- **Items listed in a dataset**

#####

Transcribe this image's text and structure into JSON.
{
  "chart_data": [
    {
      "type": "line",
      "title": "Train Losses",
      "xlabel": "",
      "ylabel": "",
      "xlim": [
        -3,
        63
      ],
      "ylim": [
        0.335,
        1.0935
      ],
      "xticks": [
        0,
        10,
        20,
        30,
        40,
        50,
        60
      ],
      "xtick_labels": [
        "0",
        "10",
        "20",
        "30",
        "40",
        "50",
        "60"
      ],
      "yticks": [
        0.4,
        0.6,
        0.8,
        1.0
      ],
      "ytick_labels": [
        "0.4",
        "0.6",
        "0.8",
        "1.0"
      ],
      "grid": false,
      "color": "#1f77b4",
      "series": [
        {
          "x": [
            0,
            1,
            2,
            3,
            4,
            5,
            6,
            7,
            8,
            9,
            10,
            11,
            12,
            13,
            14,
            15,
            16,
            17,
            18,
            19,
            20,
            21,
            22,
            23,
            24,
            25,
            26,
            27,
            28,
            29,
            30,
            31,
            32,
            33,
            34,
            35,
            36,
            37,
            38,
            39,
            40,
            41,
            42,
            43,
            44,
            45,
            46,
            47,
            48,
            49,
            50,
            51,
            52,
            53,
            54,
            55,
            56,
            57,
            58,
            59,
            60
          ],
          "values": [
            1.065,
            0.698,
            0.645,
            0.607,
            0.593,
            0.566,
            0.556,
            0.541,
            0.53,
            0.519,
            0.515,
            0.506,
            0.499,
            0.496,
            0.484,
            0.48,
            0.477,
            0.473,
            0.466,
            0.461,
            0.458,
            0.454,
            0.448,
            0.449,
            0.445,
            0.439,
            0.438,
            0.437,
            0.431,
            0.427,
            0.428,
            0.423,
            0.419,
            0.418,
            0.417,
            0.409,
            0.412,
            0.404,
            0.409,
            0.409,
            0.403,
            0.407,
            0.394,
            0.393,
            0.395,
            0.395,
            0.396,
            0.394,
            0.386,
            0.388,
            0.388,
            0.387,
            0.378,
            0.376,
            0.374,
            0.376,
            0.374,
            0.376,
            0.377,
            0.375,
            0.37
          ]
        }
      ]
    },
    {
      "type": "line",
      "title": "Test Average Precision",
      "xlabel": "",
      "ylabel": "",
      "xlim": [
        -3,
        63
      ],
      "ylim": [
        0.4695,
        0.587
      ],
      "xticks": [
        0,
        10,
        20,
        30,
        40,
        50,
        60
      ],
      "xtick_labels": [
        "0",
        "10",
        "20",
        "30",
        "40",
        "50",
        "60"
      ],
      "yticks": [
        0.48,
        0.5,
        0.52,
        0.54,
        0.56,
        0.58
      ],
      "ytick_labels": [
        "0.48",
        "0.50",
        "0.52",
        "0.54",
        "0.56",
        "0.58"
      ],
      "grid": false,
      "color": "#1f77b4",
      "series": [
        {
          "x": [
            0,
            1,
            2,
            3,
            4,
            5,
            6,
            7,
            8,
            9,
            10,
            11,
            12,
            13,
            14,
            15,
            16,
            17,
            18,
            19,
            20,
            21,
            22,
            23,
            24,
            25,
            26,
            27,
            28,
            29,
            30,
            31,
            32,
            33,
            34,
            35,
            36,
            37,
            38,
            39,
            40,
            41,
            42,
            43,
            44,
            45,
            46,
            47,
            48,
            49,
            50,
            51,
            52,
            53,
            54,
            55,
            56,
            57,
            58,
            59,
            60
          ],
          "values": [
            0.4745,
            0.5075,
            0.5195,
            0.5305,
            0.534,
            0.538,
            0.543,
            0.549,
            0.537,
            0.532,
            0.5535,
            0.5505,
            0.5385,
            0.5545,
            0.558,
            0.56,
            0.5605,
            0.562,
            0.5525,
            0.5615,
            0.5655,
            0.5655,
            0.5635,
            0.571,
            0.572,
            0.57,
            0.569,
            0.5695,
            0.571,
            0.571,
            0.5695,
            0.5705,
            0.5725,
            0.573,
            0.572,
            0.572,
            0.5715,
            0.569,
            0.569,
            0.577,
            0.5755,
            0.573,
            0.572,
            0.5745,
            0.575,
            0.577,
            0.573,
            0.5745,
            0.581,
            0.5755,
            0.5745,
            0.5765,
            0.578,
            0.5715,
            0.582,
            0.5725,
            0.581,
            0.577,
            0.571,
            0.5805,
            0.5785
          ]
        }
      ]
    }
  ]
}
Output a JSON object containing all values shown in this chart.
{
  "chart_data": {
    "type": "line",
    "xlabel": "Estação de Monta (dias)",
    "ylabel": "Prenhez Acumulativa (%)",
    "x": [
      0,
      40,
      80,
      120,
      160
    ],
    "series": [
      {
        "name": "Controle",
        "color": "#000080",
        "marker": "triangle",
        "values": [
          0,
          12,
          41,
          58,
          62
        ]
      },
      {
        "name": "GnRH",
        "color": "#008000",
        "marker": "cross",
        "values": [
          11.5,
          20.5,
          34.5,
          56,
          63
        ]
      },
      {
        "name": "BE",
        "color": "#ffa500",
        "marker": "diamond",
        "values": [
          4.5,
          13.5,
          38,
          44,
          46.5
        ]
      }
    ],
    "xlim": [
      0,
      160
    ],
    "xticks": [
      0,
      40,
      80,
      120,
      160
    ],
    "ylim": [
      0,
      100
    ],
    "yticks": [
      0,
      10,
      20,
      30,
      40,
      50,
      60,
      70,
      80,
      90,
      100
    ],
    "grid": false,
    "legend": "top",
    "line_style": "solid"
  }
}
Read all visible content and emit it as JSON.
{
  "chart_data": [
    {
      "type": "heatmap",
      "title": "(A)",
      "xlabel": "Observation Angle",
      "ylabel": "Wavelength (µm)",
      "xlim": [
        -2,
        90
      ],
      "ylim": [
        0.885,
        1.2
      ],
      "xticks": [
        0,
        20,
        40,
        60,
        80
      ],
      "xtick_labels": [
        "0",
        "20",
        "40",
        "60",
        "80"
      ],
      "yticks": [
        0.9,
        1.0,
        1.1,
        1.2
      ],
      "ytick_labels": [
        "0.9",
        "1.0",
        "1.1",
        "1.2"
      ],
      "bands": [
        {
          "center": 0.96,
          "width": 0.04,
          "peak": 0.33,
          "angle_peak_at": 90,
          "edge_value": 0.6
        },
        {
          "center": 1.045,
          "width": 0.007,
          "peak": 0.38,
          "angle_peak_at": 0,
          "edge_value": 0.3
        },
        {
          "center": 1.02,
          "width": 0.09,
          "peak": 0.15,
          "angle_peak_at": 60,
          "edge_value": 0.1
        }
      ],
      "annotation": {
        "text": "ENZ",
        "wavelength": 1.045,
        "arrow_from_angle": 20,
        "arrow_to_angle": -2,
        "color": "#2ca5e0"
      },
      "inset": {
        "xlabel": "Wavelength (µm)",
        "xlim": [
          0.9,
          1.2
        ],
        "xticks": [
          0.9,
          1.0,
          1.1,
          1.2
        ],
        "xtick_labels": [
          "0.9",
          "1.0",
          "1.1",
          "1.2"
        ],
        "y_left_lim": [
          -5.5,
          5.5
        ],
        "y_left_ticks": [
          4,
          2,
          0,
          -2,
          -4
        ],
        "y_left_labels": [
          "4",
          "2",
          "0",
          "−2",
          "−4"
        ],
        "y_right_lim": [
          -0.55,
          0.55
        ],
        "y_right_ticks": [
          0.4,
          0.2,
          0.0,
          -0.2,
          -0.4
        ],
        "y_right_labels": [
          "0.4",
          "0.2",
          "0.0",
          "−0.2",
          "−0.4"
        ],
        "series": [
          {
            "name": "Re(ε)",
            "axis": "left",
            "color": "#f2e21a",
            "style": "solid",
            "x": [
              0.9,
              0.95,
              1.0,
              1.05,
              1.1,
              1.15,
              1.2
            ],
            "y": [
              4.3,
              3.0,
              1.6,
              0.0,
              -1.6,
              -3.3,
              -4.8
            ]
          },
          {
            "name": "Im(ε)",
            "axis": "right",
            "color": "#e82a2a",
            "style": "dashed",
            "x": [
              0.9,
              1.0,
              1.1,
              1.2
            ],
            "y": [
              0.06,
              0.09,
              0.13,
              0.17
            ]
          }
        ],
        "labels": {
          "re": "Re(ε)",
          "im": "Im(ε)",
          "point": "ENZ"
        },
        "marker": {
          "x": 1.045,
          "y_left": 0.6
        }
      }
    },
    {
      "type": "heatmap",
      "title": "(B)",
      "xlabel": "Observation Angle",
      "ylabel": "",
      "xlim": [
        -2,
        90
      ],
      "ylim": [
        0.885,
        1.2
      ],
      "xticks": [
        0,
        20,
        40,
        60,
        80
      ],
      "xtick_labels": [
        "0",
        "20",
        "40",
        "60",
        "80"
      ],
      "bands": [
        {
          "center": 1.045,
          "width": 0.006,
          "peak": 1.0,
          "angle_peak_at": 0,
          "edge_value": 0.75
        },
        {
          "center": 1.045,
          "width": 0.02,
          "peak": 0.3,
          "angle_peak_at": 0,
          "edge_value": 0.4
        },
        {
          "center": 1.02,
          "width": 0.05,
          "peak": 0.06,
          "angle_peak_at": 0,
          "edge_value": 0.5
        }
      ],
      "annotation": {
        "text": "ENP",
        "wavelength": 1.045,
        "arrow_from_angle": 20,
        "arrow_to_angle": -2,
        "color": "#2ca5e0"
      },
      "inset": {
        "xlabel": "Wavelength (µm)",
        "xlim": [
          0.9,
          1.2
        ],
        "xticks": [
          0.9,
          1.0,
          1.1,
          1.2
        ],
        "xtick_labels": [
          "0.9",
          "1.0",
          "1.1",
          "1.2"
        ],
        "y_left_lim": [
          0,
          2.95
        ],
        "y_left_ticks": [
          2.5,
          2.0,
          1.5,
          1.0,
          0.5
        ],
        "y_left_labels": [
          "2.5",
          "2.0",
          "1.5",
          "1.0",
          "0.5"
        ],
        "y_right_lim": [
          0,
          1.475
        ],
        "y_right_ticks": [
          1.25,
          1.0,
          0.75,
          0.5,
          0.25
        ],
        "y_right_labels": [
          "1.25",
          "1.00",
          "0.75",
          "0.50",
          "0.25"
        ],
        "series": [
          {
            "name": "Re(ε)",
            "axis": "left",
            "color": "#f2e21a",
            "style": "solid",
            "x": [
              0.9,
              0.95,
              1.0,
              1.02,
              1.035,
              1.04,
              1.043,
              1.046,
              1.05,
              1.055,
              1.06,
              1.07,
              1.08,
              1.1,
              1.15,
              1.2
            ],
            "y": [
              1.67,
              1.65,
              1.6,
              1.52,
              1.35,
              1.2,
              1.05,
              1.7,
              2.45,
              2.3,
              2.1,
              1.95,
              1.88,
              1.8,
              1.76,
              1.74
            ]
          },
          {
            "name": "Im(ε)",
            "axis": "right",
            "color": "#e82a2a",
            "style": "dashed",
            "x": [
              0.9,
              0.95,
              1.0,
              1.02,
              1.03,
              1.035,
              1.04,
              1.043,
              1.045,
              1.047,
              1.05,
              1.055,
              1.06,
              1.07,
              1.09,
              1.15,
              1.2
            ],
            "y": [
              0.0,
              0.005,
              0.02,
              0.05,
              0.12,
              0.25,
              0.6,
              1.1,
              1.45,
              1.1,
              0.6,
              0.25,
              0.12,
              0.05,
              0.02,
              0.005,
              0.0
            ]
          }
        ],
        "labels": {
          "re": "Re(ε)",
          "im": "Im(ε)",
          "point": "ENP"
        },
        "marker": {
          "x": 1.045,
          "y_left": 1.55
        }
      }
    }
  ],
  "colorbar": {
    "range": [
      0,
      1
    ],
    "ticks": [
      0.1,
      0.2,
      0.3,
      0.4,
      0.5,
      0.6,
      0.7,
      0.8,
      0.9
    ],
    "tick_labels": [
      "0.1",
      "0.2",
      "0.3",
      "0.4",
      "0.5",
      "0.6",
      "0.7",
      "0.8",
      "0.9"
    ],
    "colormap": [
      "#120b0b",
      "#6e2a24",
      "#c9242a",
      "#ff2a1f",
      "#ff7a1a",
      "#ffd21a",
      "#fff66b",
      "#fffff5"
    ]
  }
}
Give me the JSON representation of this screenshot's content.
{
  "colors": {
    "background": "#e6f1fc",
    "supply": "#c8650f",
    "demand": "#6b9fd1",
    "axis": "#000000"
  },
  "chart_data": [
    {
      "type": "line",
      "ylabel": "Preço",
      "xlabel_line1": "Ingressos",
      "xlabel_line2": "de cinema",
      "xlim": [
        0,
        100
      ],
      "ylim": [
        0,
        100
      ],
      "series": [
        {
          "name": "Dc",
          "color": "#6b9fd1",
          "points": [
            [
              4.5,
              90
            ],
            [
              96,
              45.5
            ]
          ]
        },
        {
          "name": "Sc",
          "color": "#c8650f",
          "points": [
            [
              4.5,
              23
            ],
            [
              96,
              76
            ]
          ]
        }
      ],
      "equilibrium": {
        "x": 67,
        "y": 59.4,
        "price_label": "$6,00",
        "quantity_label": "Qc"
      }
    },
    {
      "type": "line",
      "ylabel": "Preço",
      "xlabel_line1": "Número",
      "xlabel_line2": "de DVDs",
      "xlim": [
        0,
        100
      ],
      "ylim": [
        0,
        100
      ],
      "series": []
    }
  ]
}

#####

- **Task details**
Set down, word for word, every line from the line that holds "Give me the" to the end of the entries above, including both ends.

- **Answer to the problem**
Give me the JSON representation of this screenshot's content.
{
  "colors": {
    "background": "#e6f1fc",
    "supply": "#c8650f",
    "demand": "#6b9fd1",
    "axis": "#000000"
  },
  "chart_data": [
    {
      "type": "line",
      "ylabel": "Preço",
      "xlabel_line1": "Ingressos",
      "xlabel_line2": "de cinema",
      "xlim": [
        0,
        100
      ],
      "ylim": [
        0,
        100
      ],
      "series": [
        {
          "name": "Dc",
          "color": "#6b9fd1",
          "points": [
            [
              4.5,
              90
            ],
            [
              96,
              45.5
            ]
          ]
        },
        {
          "name": "Sc",
          "color": "#c8650f",
          "points": [
            [
              4.5,
              23
            ],
            [
              96,
              76
            ]
          ]
        }
      ],
      "equilibrium": {
        "x": 67,
        "y": 59.4,
        "price_label": "$6,00",
        "quantity_label": "Qc"
      }
    },
    {
      "type": "line",
      "ylabel": "Preço",
      "xlabel_line1": "Número",
      "xlabel_line2": "de DVDs",
      "xlim": [
        0,
        100
      ],
      "ylim": [
        0,
        100
      ],
      "series": []
    }
  ]
}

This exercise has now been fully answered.